(Stored items)
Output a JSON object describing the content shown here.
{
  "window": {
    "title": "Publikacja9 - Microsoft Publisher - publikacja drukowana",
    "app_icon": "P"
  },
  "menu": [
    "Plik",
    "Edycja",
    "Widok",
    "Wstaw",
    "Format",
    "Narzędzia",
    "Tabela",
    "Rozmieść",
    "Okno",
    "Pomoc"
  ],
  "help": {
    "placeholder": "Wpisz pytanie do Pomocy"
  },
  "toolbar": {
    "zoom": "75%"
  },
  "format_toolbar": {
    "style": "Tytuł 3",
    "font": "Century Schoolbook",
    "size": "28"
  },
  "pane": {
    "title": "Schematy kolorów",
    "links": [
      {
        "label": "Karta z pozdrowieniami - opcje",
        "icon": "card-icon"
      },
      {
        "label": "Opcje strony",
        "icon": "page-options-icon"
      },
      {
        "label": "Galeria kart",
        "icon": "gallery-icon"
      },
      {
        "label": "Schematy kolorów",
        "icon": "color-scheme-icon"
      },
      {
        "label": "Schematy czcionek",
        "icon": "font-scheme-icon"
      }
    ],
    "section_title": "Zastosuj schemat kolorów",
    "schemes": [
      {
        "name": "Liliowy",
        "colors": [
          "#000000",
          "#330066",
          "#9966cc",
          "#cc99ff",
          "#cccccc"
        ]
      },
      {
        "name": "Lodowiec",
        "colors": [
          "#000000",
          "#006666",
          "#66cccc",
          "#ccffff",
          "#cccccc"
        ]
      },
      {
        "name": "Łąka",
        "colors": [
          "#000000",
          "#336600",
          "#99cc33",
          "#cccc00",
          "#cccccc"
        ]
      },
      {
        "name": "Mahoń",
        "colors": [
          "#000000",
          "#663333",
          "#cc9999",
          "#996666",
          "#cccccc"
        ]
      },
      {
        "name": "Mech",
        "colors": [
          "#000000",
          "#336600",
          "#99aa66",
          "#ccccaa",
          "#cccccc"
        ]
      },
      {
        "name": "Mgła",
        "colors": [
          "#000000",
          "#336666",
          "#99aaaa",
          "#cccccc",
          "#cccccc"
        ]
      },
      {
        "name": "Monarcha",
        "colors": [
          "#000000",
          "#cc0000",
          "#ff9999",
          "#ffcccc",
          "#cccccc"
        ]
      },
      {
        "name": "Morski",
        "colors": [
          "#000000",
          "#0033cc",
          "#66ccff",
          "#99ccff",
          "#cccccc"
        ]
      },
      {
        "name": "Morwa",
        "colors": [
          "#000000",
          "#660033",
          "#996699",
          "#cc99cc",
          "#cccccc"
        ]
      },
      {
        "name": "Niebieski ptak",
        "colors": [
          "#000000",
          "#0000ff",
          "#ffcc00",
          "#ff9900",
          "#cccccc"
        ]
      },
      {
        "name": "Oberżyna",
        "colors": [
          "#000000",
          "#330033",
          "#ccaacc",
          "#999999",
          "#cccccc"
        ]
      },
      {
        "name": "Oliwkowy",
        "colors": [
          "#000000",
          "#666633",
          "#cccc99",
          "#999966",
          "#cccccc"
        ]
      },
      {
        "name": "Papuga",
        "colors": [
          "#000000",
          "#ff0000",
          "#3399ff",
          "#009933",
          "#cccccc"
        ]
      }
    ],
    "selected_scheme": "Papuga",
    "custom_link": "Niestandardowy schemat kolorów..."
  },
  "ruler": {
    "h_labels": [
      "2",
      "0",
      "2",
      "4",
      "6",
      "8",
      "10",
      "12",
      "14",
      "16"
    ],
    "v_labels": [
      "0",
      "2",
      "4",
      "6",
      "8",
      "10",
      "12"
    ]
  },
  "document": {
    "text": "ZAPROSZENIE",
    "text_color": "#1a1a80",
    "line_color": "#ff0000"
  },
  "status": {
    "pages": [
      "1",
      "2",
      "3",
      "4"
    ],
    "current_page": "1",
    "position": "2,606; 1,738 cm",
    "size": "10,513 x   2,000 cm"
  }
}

**Your objective:**
Give only the number of lines above that hold the string "Schematy".

**Written answer:**
3